[GOAL]
Every line from the one that holds "Read the values" through the final line should be returned exactly. Omit the pictures.

--- BEGIN INPUT RECORDS ---

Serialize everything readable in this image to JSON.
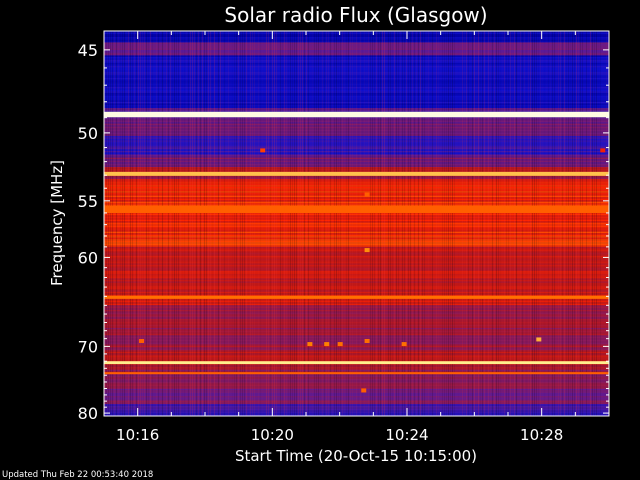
{
  "chart_data": {
    "type": "heatmap",
    "title": "Solar radio Flux (Glasgow)",
    "xlabel": "Start Time (20-Oct-15 10:15:00)",
    "ylabel": "Frequency [MHz]",
    "x_range_minutes": [
      10.25,
      10.5
    ],
    "x_start_minute": 15,
    "x_end_minute": 30,
    "x_ticks": [
      {
        "minute": 16,
        "label": "10:16"
      },
      {
        "minute": 20,
        "label": "10:20"
      },
      {
        "minute": 24,
        "label": "10:24"
      },
      {
        "minute": 28,
        "label": "10:28"
      }
    ],
    "ylim": [
      44,
      80.5
    ],
    "y_reversed": true,
    "y_scale": "reciprocal",
    "y_ticks": [
      45,
      50,
      55,
      60,
      70,
      80
    ],
    "colormap": [
      "#0000a0",
      "#1010d0",
      "#5a1a9a",
      "#8c1a5a",
      "#c01818",
      "#ff2200",
      "#ff8800",
      "#ffee88",
      "#ffffff"
    ],
    "background_rows": [
      {
        "f": [
          44.0,
          44.6
        ],
        "level": 0.05
      },
      {
        "f": [
          44.6,
          45.3
        ],
        "level": 0.28
      },
      {
        "f": [
          45.3,
          48.4
        ],
        "level": 0.1
      },
      {
        "f": [
          48.4,
          49.0
        ],
        "level": 0.25
      },
      {
        "f": [
          49.0,
          50.2
        ],
        "level": 0.3
      },
      {
        "f": [
          50.2,
          51.5
        ],
        "level": 0.18
      },
      {
        "f": [
          51.5,
          52.4
        ],
        "level": 0.32
      },
      {
        "f": [
          52.4,
          53.3
        ],
        "level": 0.45
      },
      {
        "f": [
          53.3,
          59.0
        ],
        "level": 0.62
      },
      {
        "f": [
          59.0,
          63.5
        ],
        "level": 0.5
      },
      {
        "f": [
          63.5,
          65.0
        ],
        "level": 0.55
      },
      {
        "f": [
          65.0,
          70.5
        ],
        "level": 0.42
      },
      {
        "f": [
          70.5,
          73.0
        ],
        "level": 0.5
      },
      {
        "f": [
          73.0,
          76.0
        ],
        "level": 0.4
      },
      {
        "f": [
          76.0,
          78.5
        ],
        "level": 0.33
      },
      {
        "f": [
          78.5,
          80.5
        ],
        "level": 0.18
      }
    ],
    "bright_lines": [
      {
        "f": 48.8,
        "level": 0.97,
        "width_mhz": 0.35
      },
      {
        "f": 52.9,
        "level": 0.82,
        "width_mhz": 0.3
      },
      {
        "f": 55.7,
        "level": 0.7,
        "width_mhz": 0.6
      },
      {
        "f": 64.1,
        "level": 0.72,
        "width_mhz": 0.35
      },
      {
        "f": 72.2,
        "level": 0.88,
        "width_mhz": 0.4
      },
      {
        "f": 73.7,
        "level": 0.7,
        "width_mhz": 0.3
      }
    ],
    "spots": [
      {
        "minute": 19.7,
        "f": 51.2,
        "level": 0.66
      },
      {
        "minute": 22.8,
        "f": 54.5,
        "level": 0.7
      },
      {
        "minute": 22.8,
        "f": 59.3,
        "level": 0.76
      },
      {
        "minute": 22.8,
        "f": 69.3,
        "level": 0.72
      },
      {
        "minute": 27.9,
        "f": 69.1,
        "level": 0.8
      },
      {
        "minute": 21.1,
        "f": 69.7,
        "level": 0.74
      },
      {
        "minute": 21.6,
        "f": 69.7,
        "level": 0.74
      },
      {
        "minute": 22.0,
        "f": 69.7,
        "level": 0.72
      },
      {
        "minute": 23.9,
        "f": 69.7,
        "level": 0.72
      },
      {
        "minute": 16.1,
        "f": 69.3,
        "level": 0.7
      },
      {
        "minute": 22.7,
        "f": 76.3,
        "level": 0.7
      },
      {
        "minute": 29.8,
        "f": 51.2,
        "level": 0.6
      }
    ],
    "footer": "Updated Thu Feb 22 00:53:40 2018"
  }
}
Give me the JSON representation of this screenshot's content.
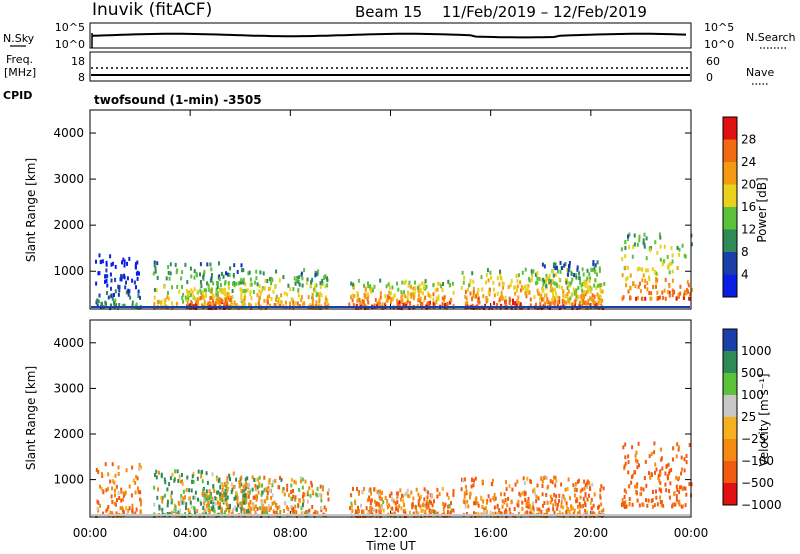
{
  "header": {
    "station": "Inuvik (fitACF)",
    "beam": "Beam 15",
    "date_range": "11/Feb/2019 – 12/Feb/2019"
  },
  "strip_nsky": {
    "left_label": "N.Sky",
    "right_label": "N.Search",
    "left_ticks": [
      "10^5",
      "10^0"
    ],
    "right_ticks": [
      "10^5",
      "10^0"
    ]
  },
  "strip_freq": {
    "left_label_1": "Freq.",
    "left_label_2": "[MHz]",
    "right_label": "Nave",
    "left_ticks": [
      "18",
      "8"
    ],
    "right_ticks": [
      "60",
      "0"
    ]
  },
  "cpid": {
    "label": "CPID",
    "value": "twofsound (1-min) -3505"
  },
  "colors": {
    "power": [
      "#0a1ee6",
      "#1a3fa8",
      "#2e8b57",
      "#5cc23a",
      "#e8d21e",
      "#f59b12",
      "#f26a12",
      "#e01010"
    ],
    "velocity": [
      "#e01010",
      "#f25a12",
      "#f58a12",
      "#f5b020",
      "#c8c8c8",
      "#5cc23a",
      "#2e8b57",
      "#1a3fa8"
    ]
  },
  "chart_data": [
    {
      "type": "heatmap",
      "panel": "power",
      "xlabel": "Time UT",
      "ylabel": "Slant Range [km]",
      "ylim": [
        180,
        4500
      ],
      "y_ticks": [
        1000,
        2000,
        3000,
        4000
      ],
      "x_tick_labels": [
        "00:00",
        "04:00",
        "08:00",
        "12:00",
        "16:00",
        "20:00",
        "00:00"
      ],
      "x_tick_hours": [
        0,
        4,
        8,
        12,
        16,
        20,
        24
      ],
      "colorbar": {
        "label": "Power [dB]",
        "ticks": [
          "28",
          "24",
          "20",
          "16",
          "12",
          "8",
          "4"
        ],
        "range": [
          0,
          30
        ]
      },
      "echo_regions": [
        {
          "t_start": 0.2,
          "t_end": 2.0,
          "r_min": 200,
          "r_max": 1350,
          "value": 10
        },
        {
          "t_start": 2.5,
          "t_end": 6.2,
          "r_min": 200,
          "r_max": 1200,
          "value": 20
        },
        {
          "t_start": 3.8,
          "t_end": 5.6,
          "r_min": 200,
          "r_max": 600,
          "value": 28
        },
        {
          "t_start": 6.0,
          "t_end": 9.5,
          "r_min": 200,
          "r_max": 1050,
          "value": 22
        },
        {
          "t_start": 10.3,
          "t_end": 14.5,
          "r_min": 200,
          "r_max": 800,
          "value": 26
        },
        {
          "t_start": 14.8,
          "t_end": 20.5,
          "r_min": 200,
          "r_max": 1050,
          "value": 26
        },
        {
          "t_start": 18.0,
          "t_end": 20.5,
          "r_min": 300,
          "r_max": 1200,
          "value": 20
        },
        {
          "t_start": 21.2,
          "t_end": 24.0,
          "r_min": 400,
          "r_max": 1800,
          "value": 24
        }
      ]
    },
    {
      "type": "heatmap",
      "panel": "velocity",
      "xlabel": "Time UT",
      "ylabel": "Slant Range [km]",
      "ylim": [
        180,
        4500
      ],
      "y_ticks": [
        1000,
        2000,
        3000,
        4000
      ],
      "x_tick_labels": [
        "00:00",
        "04:00",
        "08:00",
        "12:00",
        "16:00",
        "20:00",
        "00:00"
      ],
      "x_tick_hours": [
        0,
        4,
        8,
        12,
        16,
        20,
        24
      ],
      "colorbar": {
        "label": "Velocity [m s⁻¹]",
        "ticks": [
          "1000",
          "500",
          "100",
          "25",
          "−25",
          "−100",
          "−500",
          "−1000"
        ]
      },
      "echo_regions": [
        {
          "t_start": 0.2,
          "t_end": 2.0,
          "r_min": 200,
          "r_max": 1350,
          "value": -200
        },
        {
          "t_start": 2.5,
          "t_end": 6.2,
          "r_min": 200,
          "r_max": 1200,
          "value": 50
        },
        {
          "t_start": 4.5,
          "t_end": 7.0,
          "r_min": 300,
          "r_max": 1050,
          "value": 0
        },
        {
          "t_start": 6.0,
          "t_end": 9.5,
          "r_min": 200,
          "r_max": 1050,
          "value": -100
        },
        {
          "t_start": 10.3,
          "t_end": 14.5,
          "r_min": 200,
          "r_max": 800,
          "value": -150
        },
        {
          "t_start": 14.8,
          "t_end": 20.5,
          "r_min": 200,
          "r_max": 1050,
          "value": -200
        },
        {
          "t_start": 21.2,
          "t_end": 24.0,
          "r_min": 400,
          "r_max": 1800,
          "value": -300
        }
      ]
    }
  ]
}
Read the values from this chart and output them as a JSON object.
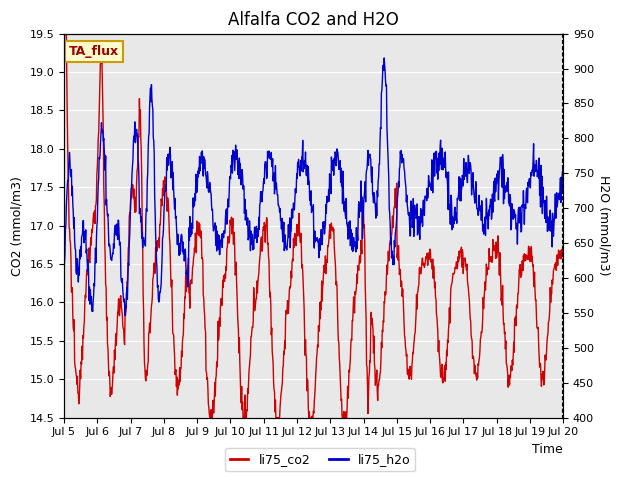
{
  "title": "Alfalfa CO2 and H2O",
  "xlabel": "Time",
  "ylabel_left": "CO2 (mmol/m3)",
  "ylabel_right": "H2O (mmol/m3)",
  "ylim_left": [
    14.5,
    19.5
  ],
  "ylim_right": [
    400,
    950
  ],
  "xlim": [
    0,
    360
  ],
  "xtick_positions": [
    0,
    24,
    48,
    72,
    96,
    120,
    144,
    168,
    192,
    216,
    240,
    264,
    288,
    312,
    336,
    360
  ],
  "xtick_labels": [
    "Jul 5",
    "Jul 6",
    "Jul 7",
    "Jul 8",
    "Jul 9",
    "Jul 10",
    "Jul 11",
    "Jul 12",
    "Jul 13",
    "Jul 14",
    "Jul 15",
    "Jul 16",
    "Jul 17",
    "Jul 18",
    "Jul 19",
    "Jul 20"
  ],
  "legend_labels": [
    "li75_co2",
    "li75_h2o"
  ],
  "legend_colors": [
    "#cc0000",
    "#0000cc"
  ],
  "annotation_text": "TA_flux",
  "annotation_bg": "#ffffcc",
  "annotation_border": "#cc9900",
  "plot_bg": "#e8e8e8",
  "fig_bg": "#ffffff",
  "title_fontsize": 12,
  "axis_label_fontsize": 9,
  "tick_fontsize": 8,
  "line_color_co2": "#cc0000",
  "line_color_h2o": "#0000cc",
  "line_width": 1.0,
  "yticks_left": [
    14.5,
    15.0,
    15.5,
    16.0,
    16.5,
    17.0,
    17.5,
    18.0,
    18.5,
    19.0,
    19.5
  ],
  "yticks_right": [
    400,
    450,
    500,
    550,
    600,
    650,
    700,
    750,
    800,
    850,
    900,
    950
  ]
}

--- END INPUT RECORDS ---

[OUTPUT FOR THIS EXERCISE]
Read the values from this chart and output them as a JSON object.
{
  "title": "Alfalfa CO2 and H2O",
  "xlabel": "Time",
  "ylabel_left": "CO2 (mmol/m3)",
  "ylabel_right": "H2O (mmol/m3)",
  "ylim_left": [
    14.5,
    19.5
  ],
  "ylim_right": [
    400,
    950
  ],
  "xlim": [
    0,
    360
  ],
  "xtick_positions": [
    0,
    24,
    48,
    72,
    96,
    120,
    144,
    168,
    192,
    216,
    240,
    264,
    288,
    312,
    336,
    360
  ],
  "xtick_labels": [
    "Jul 5",
    "Jul 6",
    "Jul 7",
    "Jul 8",
    "Jul 9",
    "Jul 10",
    "Jul 11",
    "Jul 12",
    "Jul 13",
    "Jul 14",
    "Jul 15",
    "Jul 16",
    "Jul 17",
    "Jul 18",
    "Jul 19",
    "Jul 20"
  ],
  "legend_labels": [
    "li75_co2",
    "li75_h2o"
  ],
  "legend_colors": [
    "#cc0000",
    "#0000cc"
  ],
  "annotation_text": "TA_flux",
  "annotation_bg": "#ffffcc",
  "annotation_border": "#cc9900",
  "plot_bg": "#e8e8e8",
  "fig_bg": "#ffffff",
  "title_fontsize": 12,
  "axis_label_fontsize": 9,
  "tick_fontsize": 8,
  "line_color_co2": "#cc0000",
  "line_color_h2o": "#0000cc",
  "line_width": 1.0,
  "yticks_left": [
    14.5,
    15.0,
    15.5,
    16.0,
    16.5,
    17.0,
    17.5,
    18.0,
    18.5,
    19.0,
    19.5
  ],
  "yticks_right": [
    400,
    450,
    500,
    550,
    600,
    650,
    700,
    750,
    800,
    850,
    900,
    950
  ]
}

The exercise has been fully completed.